— start —
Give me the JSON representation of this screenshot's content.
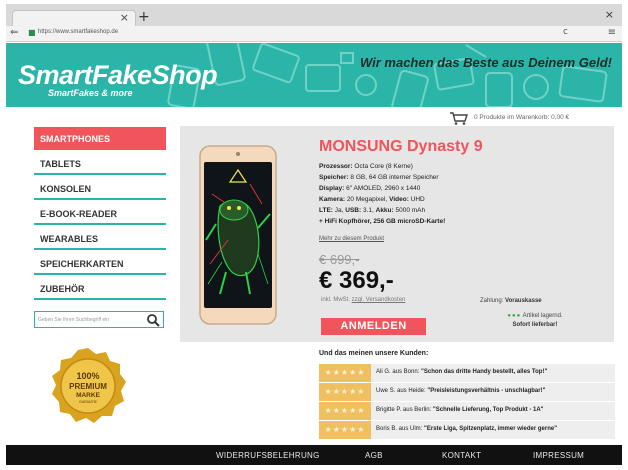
{
  "browser": {
    "tab_close": "×",
    "new_tab": "+",
    "window_close": "×",
    "url": "https://www.smartfakeshop.de",
    "reload": "c",
    "menu": "≡"
  },
  "header": {
    "brand": "SmartFakeShop",
    "tagline": "SmartFakes & more",
    "slogan": "Wir machen das Beste aus Deinem Geld!",
    "colors": {
      "banner": "#2bb5a8",
      "accent": "#f2545b"
    }
  },
  "cart": {
    "text": "0 Produkte im Warenkorb: 0,00 €"
  },
  "sidebar": {
    "items": [
      {
        "label": "SMARTPHONES",
        "active": true
      },
      {
        "label": "TABLETS"
      },
      {
        "label": "KONSOLEN"
      },
      {
        "label": "E-BOOK-READER"
      },
      {
        "label": "WEARABLES"
      },
      {
        "label": "SPEICHERKARTEN"
      },
      {
        "label": "ZUBEHÖR"
      }
    ],
    "search_placeholder": "Geben Sie Ihren Suchbegriff ein"
  },
  "badge": {
    "line1": "100%",
    "line2": "PREMIUM",
    "line3": "MARKE",
    "line4": "GARANTIE"
  },
  "product": {
    "title": "MONSUNG Dynasty 9",
    "specs": [
      {
        "k": "Prozessor:",
        "v": " Octa Core (8 Kerne)"
      },
      {
        "k": "Speicher:",
        "v": " 8 GB, 64 GB interner Speicher"
      },
      {
        "k": "Display:",
        "v": " 6\" AMOLED, 2960 x 1440"
      },
      {
        "k": "Kamera:",
        "v": " 20 Megapixel, ",
        "k2": "Video:",
        "v2": " UHD"
      },
      {
        "k": "LTE:",
        "v": " Ja, ",
        "k2": "USB:",
        "v2": " 3.1, ",
        "k3": "Akku:",
        "v3": " 5000 mAh"
      },
      {
        "k": "+ HiFi Kopfhörer, 256 GB microSD-Karte!",
        "v": ""
      }
    ],
    "more_link": "Mehr zu diesem Produkt",
    "old_price": "€ 699,-",
    "price": "€ 369,-",
    "vat_prefix": "inkl. MwSt. ",
    "vat_link": "zzgl. Versandkosten",
    "payment_label": "Zahlung: ",
    "payment_value": "Vorauskasse",
    "cta": "ANMELDEN",
    "stock_dots": "●●●",
    "stock_line1": " Artikel lagernd.",
    "stock_line2": "Sofort lieferbar!"
  },
  "reviews": {
    "title": "Und das meinen unsere Kunden:",
    "stars": "★★★★★",
    "items": [
      {
        "author": "Ali G. aus Bonn: ",
        "quote": "\"Schon das dritte Handy bestellt, alles Top!\""
      },
      {
        "author": "Uwe S. aus Heide: ",
        "quote": "\"Preisleistungsverhältnis - unschlagbar!\""
      },
      {
        "author": "Brigitte P. aus Berlin: ",
        "quote": "\"Schnelle Lieferung, Top Produkt - 1A\""
      },
      {
        "author": "Boris B. aus Ulm: ",
        "quote": "\"Erste Liga, Spitzenplatz, immer wieder gerne\""
      }
    ]
  },
  "footer": {
    "links": [
      "WIDERRUFSBELEHRUNG",
      "AGB",
      "KONTAKT",
      "IMPRESSUM"
    ]
  }
}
— end —
Copy every line of the material in which the word "author" occurs.

        "author": "Ali G. aus Bonn: ",
        "author": "Uwe S. aus Heide: ",
        "author": "Brigitte P. aus Berlin: ",
        "author": "Boris B. aus Ulm: ",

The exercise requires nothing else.